_TASK TO COMPLETE_
In full and without alteration, repeat the material.

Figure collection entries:
-- Start --

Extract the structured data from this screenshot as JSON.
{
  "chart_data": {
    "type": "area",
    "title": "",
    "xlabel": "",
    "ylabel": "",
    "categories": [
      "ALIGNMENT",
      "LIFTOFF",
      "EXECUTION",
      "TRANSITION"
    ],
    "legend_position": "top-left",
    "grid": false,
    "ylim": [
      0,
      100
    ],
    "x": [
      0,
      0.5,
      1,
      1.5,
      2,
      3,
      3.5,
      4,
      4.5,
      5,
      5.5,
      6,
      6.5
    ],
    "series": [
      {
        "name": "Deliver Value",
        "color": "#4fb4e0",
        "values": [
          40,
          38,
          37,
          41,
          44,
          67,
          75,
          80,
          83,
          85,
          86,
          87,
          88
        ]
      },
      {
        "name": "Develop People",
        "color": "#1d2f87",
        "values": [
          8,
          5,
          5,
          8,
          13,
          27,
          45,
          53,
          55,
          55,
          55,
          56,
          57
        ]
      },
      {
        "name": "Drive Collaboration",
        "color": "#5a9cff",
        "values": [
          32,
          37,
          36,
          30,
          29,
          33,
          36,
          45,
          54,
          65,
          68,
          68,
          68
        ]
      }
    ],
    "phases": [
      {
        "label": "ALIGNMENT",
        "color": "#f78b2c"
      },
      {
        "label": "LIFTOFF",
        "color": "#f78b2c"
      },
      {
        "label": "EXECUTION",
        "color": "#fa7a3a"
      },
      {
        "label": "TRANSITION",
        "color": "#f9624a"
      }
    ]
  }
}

-- End --

_EXERCISE SOLUTION_
Extract the structured data from this screenshot as JSON.
{
  "chart_data": {
    "type": "area",
    "title": "",
    "xlabel": "",
    "ylabel": "",
    "categories": [
      "ALIGNMENT",
      "LIFTOFF",
      "EXECUTION",
      "TRANSITION"
    ],
    "legend_position": "top-left",
    "grid": false,
    "ylim": [
      0,
      100
    ],
    "x": [
      0,
      0.5,
      1,
      1.5,
      2,
      3,
      3.5,
      4,
      4.5,
      5,
      5.5,
      6,
      6.5
    ],
    "series": [
      {
        "name": "Deliver Value",
        "color": "#4fb4e0",
        "values": [
          40,
          38,
          37,
          41,
          44,
          67,
          75,
          80,
          83,
          85,
          86,
          87,
          88
        ]
      },
      {
        "name": "Develop People",
        "color": "#1d2f87",
        "values": [
          8,
          5,
          5,
          8,
          13,
          27,
          45,
          53,
          55,
          55,
          55,
          56,
          57
        ]
      },
      {
        "name": "Drive Collaboration",
        "color": "#5a9cff",
        "values": [
          32,
          37,
          36,
          30,
          29,
          33,
          36,
          45,
          54,
          65,
          68,
          68,
          68
        ]
      }
    ],
    "phases": [
      {
        "label": "ALIGNMENT",
        "color": "#f78b2c"
      },
      {
        "label": "LIFTOFF",
        "color": "#f78b2c"
      },
      {
        "label": "EXECUTION",
        "color": "#fa7a3a"
      },
      {
        "label": "TRANSITION",
        "color": "#f9624a"
      }
    ]
  }
}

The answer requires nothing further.